### READING TEXT
• • • • •
A Bright Future Using LEDs
When the ball dropped in New York City’s Times Square on New Year’s Eve, it was not just signaling the beginning of a new year. It was signaling the beginning of a new era of lighting technology.
On Jan. 1, 2011, an energy-efficient lighting law in California made the traditional 100-watt incandescent light bulb illegal.
A similar federal law, the Energy Independence and Security Act (EISA) of 2007 (Public Law 110-140), goes into effect on Jan. 1, 2012. Its strict energy efficiency requirements for lighting effectively ban the manufacture or import of the “general-service” 100-watt, incandescent bulb with additional efficiency requirements affecting a wide variety of additional lighting.
By Jan. 1, 2013, 75-watt general-service incandescent bulbs will be phased out, followed by 60-watt and 40-watt bulbs by Jan. 1, 2014.
As a result, individual consumers and procurement professionals across the country are examining new lighting technologies such as light emitting diodes (LEDs).
• • • • •
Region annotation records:
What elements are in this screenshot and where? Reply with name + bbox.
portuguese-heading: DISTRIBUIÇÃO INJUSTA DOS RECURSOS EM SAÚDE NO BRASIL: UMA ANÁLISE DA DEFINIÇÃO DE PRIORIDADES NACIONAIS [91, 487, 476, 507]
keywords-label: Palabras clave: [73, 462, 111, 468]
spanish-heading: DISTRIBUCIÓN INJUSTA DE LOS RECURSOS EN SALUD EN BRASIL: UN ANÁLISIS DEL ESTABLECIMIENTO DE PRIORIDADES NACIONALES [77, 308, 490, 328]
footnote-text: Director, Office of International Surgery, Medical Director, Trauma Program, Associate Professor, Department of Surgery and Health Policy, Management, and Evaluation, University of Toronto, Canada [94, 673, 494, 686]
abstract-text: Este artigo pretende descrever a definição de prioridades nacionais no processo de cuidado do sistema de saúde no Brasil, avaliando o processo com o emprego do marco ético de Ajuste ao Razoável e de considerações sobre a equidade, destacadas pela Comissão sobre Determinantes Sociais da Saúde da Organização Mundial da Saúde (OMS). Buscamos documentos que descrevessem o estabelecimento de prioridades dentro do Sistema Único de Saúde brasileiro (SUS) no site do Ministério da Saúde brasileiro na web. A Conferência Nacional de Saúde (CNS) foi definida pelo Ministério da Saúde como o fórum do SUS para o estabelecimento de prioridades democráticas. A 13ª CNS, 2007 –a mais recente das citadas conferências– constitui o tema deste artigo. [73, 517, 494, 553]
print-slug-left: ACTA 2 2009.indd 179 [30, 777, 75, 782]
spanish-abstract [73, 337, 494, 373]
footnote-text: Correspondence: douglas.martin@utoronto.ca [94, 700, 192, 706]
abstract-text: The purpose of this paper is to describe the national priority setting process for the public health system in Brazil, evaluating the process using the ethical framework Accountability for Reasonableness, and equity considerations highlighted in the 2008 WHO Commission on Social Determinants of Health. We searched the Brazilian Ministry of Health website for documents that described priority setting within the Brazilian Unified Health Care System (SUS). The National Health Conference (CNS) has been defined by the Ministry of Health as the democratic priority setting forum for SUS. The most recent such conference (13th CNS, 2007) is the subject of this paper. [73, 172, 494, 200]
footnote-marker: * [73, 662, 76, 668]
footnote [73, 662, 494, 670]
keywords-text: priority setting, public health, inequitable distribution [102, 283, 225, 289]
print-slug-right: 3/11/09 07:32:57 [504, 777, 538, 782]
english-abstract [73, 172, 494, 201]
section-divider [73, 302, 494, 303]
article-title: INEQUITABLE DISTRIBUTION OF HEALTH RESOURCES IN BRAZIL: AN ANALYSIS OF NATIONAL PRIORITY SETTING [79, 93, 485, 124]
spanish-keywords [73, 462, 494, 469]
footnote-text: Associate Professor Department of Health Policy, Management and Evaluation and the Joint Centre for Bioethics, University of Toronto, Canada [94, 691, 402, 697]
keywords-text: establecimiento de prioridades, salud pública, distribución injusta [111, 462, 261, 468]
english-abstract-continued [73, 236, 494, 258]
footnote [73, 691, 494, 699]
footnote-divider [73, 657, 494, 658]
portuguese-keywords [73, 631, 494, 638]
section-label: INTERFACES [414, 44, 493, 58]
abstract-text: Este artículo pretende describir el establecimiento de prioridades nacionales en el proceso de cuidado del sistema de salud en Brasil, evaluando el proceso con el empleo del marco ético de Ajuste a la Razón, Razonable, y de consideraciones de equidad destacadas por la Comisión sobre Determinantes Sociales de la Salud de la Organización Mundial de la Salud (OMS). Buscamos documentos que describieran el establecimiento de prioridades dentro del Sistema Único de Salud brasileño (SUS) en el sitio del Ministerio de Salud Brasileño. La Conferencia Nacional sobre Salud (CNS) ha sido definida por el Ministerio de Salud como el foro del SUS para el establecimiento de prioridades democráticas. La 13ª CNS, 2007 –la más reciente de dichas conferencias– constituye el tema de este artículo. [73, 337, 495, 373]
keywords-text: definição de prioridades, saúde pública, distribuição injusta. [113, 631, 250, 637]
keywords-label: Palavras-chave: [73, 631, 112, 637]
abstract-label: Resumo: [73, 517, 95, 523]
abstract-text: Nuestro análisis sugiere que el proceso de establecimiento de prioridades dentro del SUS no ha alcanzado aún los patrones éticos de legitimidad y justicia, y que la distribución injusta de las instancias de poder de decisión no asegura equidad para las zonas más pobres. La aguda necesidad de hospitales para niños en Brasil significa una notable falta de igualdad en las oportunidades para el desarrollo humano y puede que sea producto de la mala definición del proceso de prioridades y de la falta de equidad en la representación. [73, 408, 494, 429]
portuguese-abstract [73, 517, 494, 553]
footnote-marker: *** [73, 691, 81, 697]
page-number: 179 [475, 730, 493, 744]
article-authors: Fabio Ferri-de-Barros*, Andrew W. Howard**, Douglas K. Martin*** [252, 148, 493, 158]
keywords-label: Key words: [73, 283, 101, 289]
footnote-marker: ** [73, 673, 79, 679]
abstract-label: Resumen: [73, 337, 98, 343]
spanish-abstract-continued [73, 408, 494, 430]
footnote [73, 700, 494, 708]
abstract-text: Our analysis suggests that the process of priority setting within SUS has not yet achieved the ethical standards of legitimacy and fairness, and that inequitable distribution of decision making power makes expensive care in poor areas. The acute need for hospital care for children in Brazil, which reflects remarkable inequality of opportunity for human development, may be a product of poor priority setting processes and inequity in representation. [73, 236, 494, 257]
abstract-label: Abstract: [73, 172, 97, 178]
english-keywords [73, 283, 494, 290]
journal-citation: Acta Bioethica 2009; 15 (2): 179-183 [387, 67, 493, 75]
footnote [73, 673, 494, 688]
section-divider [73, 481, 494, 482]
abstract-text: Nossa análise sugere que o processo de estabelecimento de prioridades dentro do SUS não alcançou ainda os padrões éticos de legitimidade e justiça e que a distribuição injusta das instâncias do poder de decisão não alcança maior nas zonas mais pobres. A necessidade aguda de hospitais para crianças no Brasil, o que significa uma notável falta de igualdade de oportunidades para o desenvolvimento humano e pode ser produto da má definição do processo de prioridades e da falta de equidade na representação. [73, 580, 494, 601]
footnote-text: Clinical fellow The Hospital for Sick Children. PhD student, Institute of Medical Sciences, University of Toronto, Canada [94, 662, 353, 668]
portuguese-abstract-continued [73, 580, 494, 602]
• • • • •
### WHAT IS ASKED
1. Decide whether each statement agrees with the text on LED lighting. Answer yes or no and quote the words of the text that decide it. (a) A California law made the traditional 100-watt incandescent bulb illegal on Jan. 1, 2011. (b) The federal Energy Independence and Security Act takes effect on Jan. 1, 2013. (c) The 60-watt and 40-watt bulbs are to be phased out by Jan. 1, 2014.
2. Extend the text on LED lighting and the incandescent bulb phase-out, starting right after its last sentence.

### ANSWER SET
1.
(a) Yes: "On Jan. 1, 2011, an energy-efficient lighting law in California made the traditional 100-watt incandescent light bulb illegal."
(b) No: "goes into effect on Jan. 1, 2012."
(c) Yes: "followed by 60-watt and 40-watt bulbs by Jan. 1, 2014."

2.
What are LEDs?
LEDs are a semiconductor-based light source more comparable to a computer circuit than to the traditional gas-filled, filament-based incandescent light bulb Thomas Edison perfected back in 1879.
LEDs were prohibitively expensive when invented in 1962. Many of us first experienced LED lights as the high-tech red glow in early calculator displays or as the red indicator light on stereos and other early electronics. LEDs now illuminate cell phones, computer monitors, laptops, televisions and more.
Originally limited to a narrow band of colors, LED technology has improved significantly so that the full spectrum of colors can be produced reliably. The improved color technology, along with steep reductions in manufacturing costs, are making LEDs a practical and affordable specialty and general-purpose lighting solution.
LED quality and price have reached a point where many home improvement centers and other large retailers are routinely stocking LED lights for a variety of uses, including as a replacement for the 100-watt incandescent bulb. Professional purchasers and building managers are taking advantage of volume purchases to further lower costs.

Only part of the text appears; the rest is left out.